Extracted records:
[BEGIN]

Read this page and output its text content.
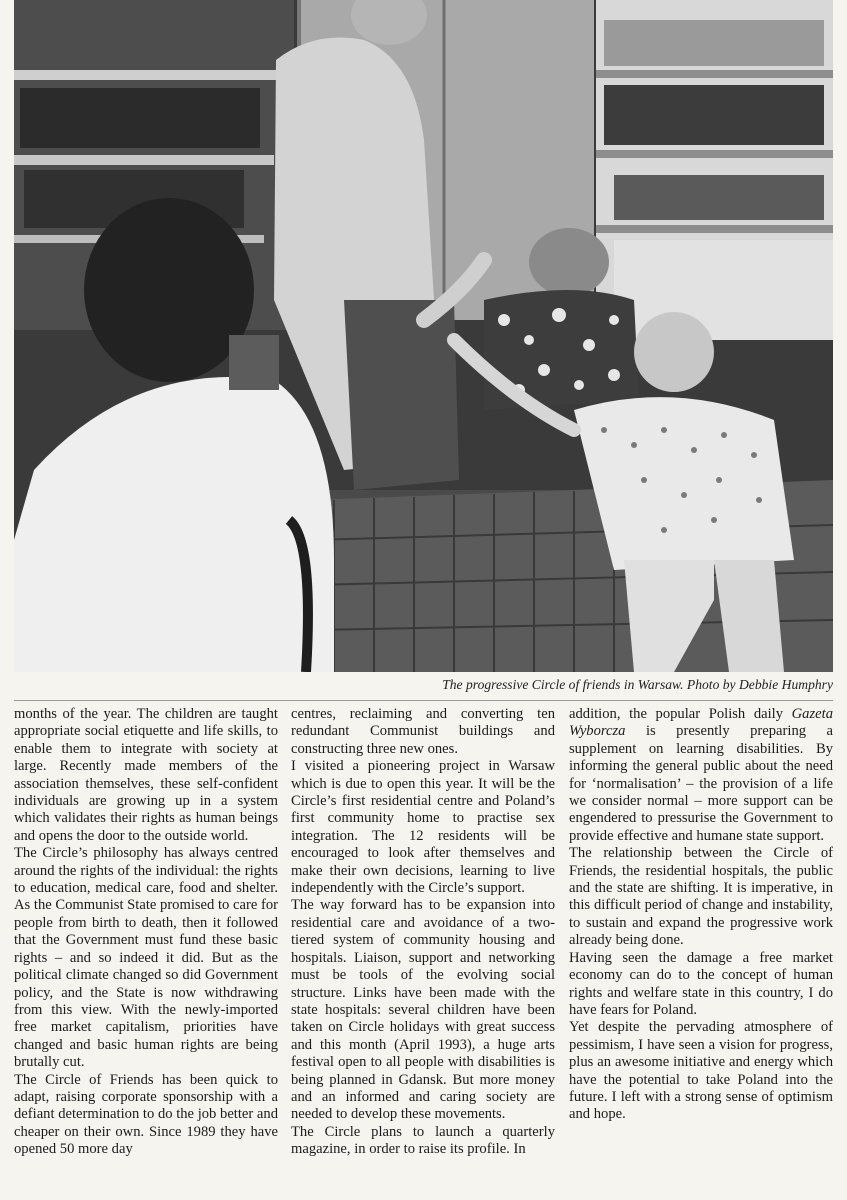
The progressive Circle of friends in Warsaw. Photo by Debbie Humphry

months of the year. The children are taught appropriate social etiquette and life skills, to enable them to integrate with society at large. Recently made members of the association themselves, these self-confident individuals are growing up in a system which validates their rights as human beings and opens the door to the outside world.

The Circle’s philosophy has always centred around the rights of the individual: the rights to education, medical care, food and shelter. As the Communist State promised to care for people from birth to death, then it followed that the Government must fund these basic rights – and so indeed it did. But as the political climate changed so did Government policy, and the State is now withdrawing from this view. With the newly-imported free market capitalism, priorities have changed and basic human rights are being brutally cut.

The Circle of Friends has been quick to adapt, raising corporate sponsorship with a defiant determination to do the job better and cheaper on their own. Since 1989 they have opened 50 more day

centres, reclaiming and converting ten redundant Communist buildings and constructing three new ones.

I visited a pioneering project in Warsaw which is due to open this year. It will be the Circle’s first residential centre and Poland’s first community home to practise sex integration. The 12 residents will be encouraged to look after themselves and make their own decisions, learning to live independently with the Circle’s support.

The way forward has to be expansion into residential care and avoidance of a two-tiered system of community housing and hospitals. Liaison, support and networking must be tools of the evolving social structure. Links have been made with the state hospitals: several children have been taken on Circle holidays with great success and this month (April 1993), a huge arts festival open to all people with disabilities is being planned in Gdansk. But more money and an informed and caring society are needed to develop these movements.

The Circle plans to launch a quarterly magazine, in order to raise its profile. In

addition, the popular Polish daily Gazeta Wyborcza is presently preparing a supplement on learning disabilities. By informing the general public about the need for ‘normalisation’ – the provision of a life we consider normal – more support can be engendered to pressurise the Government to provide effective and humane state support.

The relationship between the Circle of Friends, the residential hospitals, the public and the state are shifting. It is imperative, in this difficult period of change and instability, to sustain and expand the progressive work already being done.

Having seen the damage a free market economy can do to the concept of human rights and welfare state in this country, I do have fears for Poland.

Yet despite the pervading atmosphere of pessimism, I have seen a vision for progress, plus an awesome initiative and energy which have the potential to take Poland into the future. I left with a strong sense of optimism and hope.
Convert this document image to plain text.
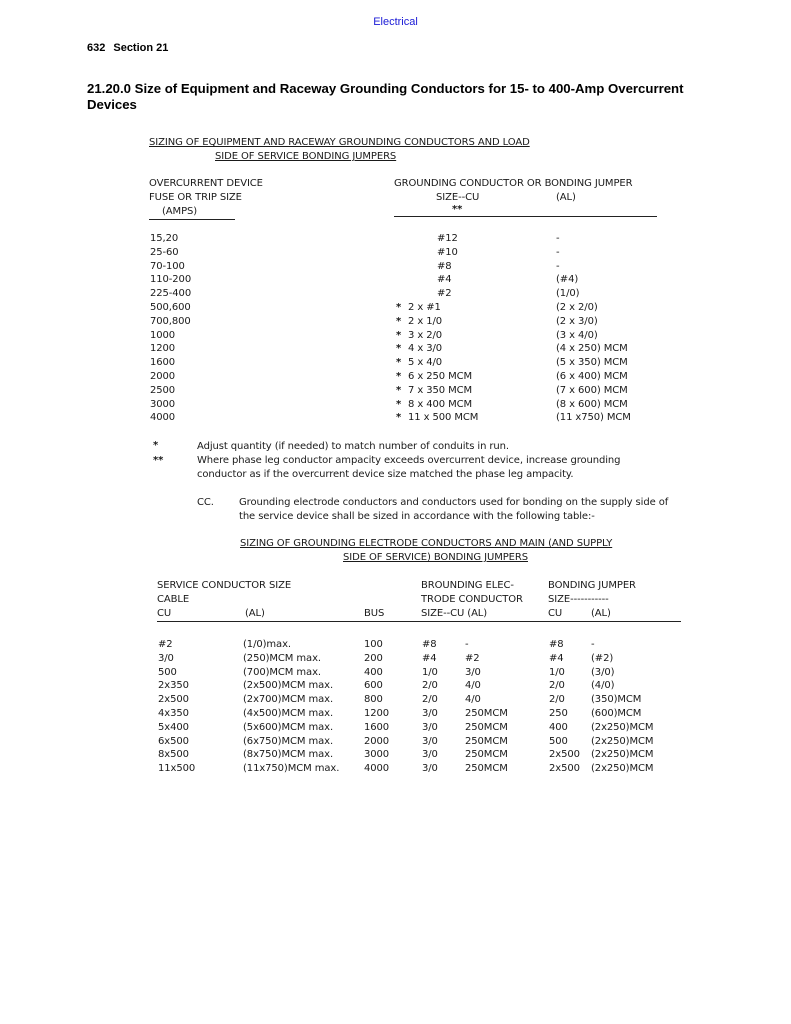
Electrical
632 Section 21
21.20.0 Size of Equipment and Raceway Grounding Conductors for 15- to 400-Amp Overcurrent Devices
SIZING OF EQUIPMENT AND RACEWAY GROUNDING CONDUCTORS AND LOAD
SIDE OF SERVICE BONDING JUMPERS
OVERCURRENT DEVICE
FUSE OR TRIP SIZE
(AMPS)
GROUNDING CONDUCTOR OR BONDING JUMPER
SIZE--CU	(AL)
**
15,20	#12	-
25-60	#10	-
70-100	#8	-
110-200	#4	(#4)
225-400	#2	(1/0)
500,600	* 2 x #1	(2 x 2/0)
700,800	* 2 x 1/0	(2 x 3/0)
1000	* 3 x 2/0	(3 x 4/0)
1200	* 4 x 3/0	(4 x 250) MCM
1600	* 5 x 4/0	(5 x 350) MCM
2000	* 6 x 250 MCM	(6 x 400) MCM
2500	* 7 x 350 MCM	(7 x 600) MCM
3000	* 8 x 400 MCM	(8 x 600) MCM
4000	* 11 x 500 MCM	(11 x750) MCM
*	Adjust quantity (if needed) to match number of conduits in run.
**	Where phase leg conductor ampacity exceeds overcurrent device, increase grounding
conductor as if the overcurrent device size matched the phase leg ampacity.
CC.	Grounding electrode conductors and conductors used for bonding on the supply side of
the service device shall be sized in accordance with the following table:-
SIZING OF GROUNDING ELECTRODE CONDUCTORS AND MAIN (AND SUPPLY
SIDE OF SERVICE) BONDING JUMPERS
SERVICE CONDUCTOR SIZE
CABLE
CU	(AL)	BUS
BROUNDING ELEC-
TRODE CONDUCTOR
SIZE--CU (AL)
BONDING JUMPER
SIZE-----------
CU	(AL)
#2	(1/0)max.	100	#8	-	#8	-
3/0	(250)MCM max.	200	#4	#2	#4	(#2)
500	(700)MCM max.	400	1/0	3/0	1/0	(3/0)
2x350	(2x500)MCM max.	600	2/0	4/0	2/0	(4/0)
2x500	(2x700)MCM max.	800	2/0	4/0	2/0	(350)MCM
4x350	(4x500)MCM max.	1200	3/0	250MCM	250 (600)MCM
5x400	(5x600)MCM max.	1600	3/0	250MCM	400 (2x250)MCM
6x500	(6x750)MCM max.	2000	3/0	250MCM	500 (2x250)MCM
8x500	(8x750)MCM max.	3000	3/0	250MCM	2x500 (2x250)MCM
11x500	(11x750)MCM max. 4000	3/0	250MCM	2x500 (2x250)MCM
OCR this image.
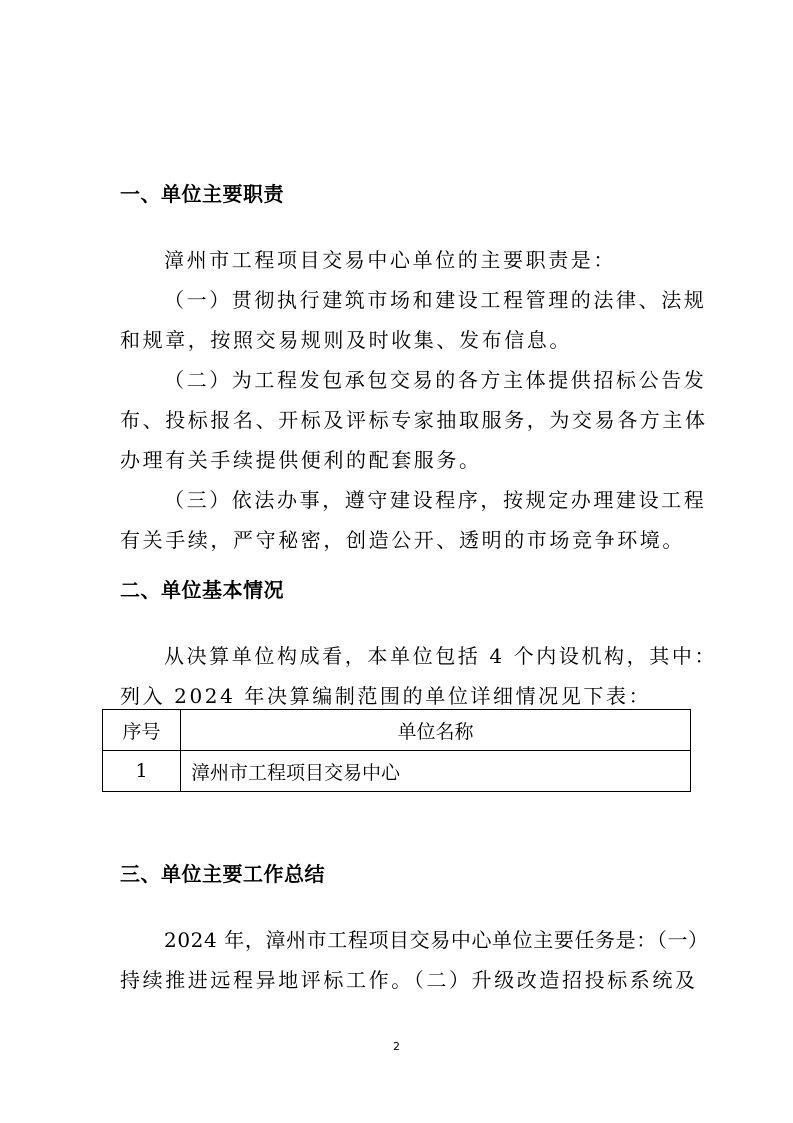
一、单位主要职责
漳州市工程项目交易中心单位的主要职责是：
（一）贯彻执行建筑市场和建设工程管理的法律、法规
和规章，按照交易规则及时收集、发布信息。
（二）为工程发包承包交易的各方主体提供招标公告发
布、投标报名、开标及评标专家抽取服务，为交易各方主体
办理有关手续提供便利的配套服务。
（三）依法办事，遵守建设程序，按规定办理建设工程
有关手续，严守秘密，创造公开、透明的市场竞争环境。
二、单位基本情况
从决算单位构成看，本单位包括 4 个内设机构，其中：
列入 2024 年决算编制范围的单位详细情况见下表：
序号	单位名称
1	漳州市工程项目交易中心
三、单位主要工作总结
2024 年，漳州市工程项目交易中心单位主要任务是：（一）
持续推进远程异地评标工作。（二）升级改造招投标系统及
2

[END]

■ EXERCISE:
Copy out every line of the material above exactly, skipping the pictures.

■ THE RESULT:
Read this page and output its text content.
The progressive Circle of friends in Warsaw. Photo by Debbie Humphry

months of the year. The children are taught appropriate social etiquette and life skills, to enable them to integrate with society at large. Recently made members of the association themselves, these self-confident individuals are growing up in a system which validates their rights as human beings and opens the door to the outside world.

The Circle’s philosophy has always centred around the rights of the individual: the rights to education, medical care, food and shelter. As the Communist State promised to care for people from birth to death, then it followed that the Government must fund these basic rights – and so indeed it did. But as the political climate changed so did Government policy, and the State is now withdrawing from this view. With the newly-imported free market capitalism, priorities have changed and basic human rights are being brutally cut.

The Circle of Friends has been quick to adapt, raising corporate sponsorship with a defiant determination to do the job better and cheaper on their own. Since 1989 they have opened 50 more day

centres, reclaiming and converting ten redundant Communist buildings and constructing three new ones.

I visited a pioneering project in Warsaw which is due to open this year. It will be the Circle’s first residential centre and Poland’s first community home to practise sex integration. The 12 residents will be encouraged to look after themselves and make their own decisions, learning to live independently with the Circle’s support.

The way forward has to be expansion into residential care and avoidance of a two-tiered system of community housing and hospitals. Liaison, support and networking must be tools of the evolving social structure. Links have been made with the state hospitals: several children have been taken on Circle holidays with great success and this month (April 1993), a huge arts festival open to all people with disabilities is being planned in Gdansk. But more money and an informed and caring society are needed to develop these movements.

The Circle plans to launch a quarterly magazine, in order to raise its profile. In

addition, the popular Polish daily Gazeta Wyborcza is presently preparing a supplement on learning disabilities. By informing the general public about the need for ‘normalisation’ – the provision of a life we consider normal – more support can be engendered to pressurise the Government to provide effective and humane state support.

The relationship between the Circle of Friends, the residential hospitals, the public and the state are shifting. It is imperative, in this difficult period of change and instability, to sustain and expand the progressive work already being done.

Having seen the damage a free market economy can do to the concept of human rights and welfare state in this country, I do have fears for Poland.

Yet despite the pervading atmosphere of pessimism, I have seen a vision for progress, plus an awesome initiative and energy which have the potential to take Poland into the future. I left with a strong sense of optimism and hope.
Convert this document image to plain text.
Electrical
632 Section 21
21.20.0 Size of Equipment and Raceway Grounding Conductors for 15- to 400-Amp Overcurrent Devices
SIZING OF EQUIPMENT AND RACEWAY GROUNDING CONDUCTORS AND LOAD
SIDE OF SERVICE BONDING JUMPERS
OVERCURRENT DEVICE
FUSE OR TRIP SIZE
(AMPS)
GROUNDING CONDUCTOR OR BONDING JUMPER
SIZE--CU	(AL)
**
15,20	#12	-
25-60	#10	-
70-100	#8	-
110-200	#4	(#4)
225-400	#2	(1/0)
500,600	* 2 x #1	(2 x 2/0)
700,800	* 2 x 1/0	(2 x 3/0)
1000	* 3 x 2/0	(3 x 4/0)
1200	* 4 x 3/0	(4 x 250) MCM
1600	* 5 x 4/0	(5 x 350) MCM
2000	* 6 x 250 MCM	(6 x 400) MCM
2500	* 7 x 350 MCM	(7 x 600) MCM
3000	* 8 x 400 MCM	(8 x 600) MCM
4000	* 11 x 500 MCM	(11 x750) MCM
*	Adjust quantity (if needed) to match number of conduits in run.
**	Where phase leg conductor ampacity exceeds overcurrent device, increase grounding
conductor as if the overcurrent device size matched the phase leg ampacity.
CC.	Grounding electrode conductors and conductors used for bonding on the supply side of
the service device shall be sized in accordance with the following table:-
SIZING OF GROUNDING ELECTRODE CONDUCTORS AND MAIN (AND SUPPLY
SIDE OF SERVICE) BONDING JUMPERS
SERVICE CONDUCTOR SIZE
CABLE
CU	(AL)	BUS
BROUNDING ELEC-
TRODE CONDUCTOR
SIZE--CU (AL)
BONDING JUMPER
SIZE-----------
CU	(AL)
#2	(1/0)max.	100	#8	-	#8	-
3/0	(250)MCM max.	200	#4	#2	#4	(#2)
500	(700)MCM max.	400	1/0	3/0	1/0	(3/0)
2x350	(2x500)MCM max.	600	2/0	4/0	2/0	(4/0)
2x500	(2x700)MCM max.	800	2/0	4/0	2/0	(350)MCM
4x350	(4x500)MCM max.	1200	3/0	250MCM	250 (600)MCM
5x400	(5x600)MCM max.	1600	3/0	250MCM	400 (2x250)MCM
6x500	(6x750)MCM max.	2000	3/0	250MCM	500 (2x250)MCM
8x500	(8x750)MCM max.	3000	3/0	250MCM	2x500 (2x250)MCM
11x500	(11x750)MCM max. 4000	3/0	250MCM	2x500 (2x250)MCM
OCR this image.
一、单位主要职责
漳州市工程项目交易中心单位的主要职责是：
（一）贯彻执行建筑市场和建设工程管理的法律、法规
和规章，按照交易规则及时收集、发布信息。
（二）为工程发包承包交易的各方主体提供招标公告发
布、投标报名、开标及评标专家抽取服务，为交易各方主体
办理有关手续提供便利的配套服务。
（三）依法办事，遵守建设程序，按规定办理建设工程
有关手续，严守秘密，创造公开、透明的市场竞争环境。
二、单位基本情况
从决算单位构成看，本单位包括 4 个内设机构，其中：
列入 2024 年决算编制范围的单位详细情况见下表：
序号	单位名称
1	漳州市工程项目交易中心
三、单位主要工作总结
2024 年，漳州市工程项目交易中心单位主要任务是：（一）
持续推进远程异地评标工作。（二）升级改造招投标系统及
2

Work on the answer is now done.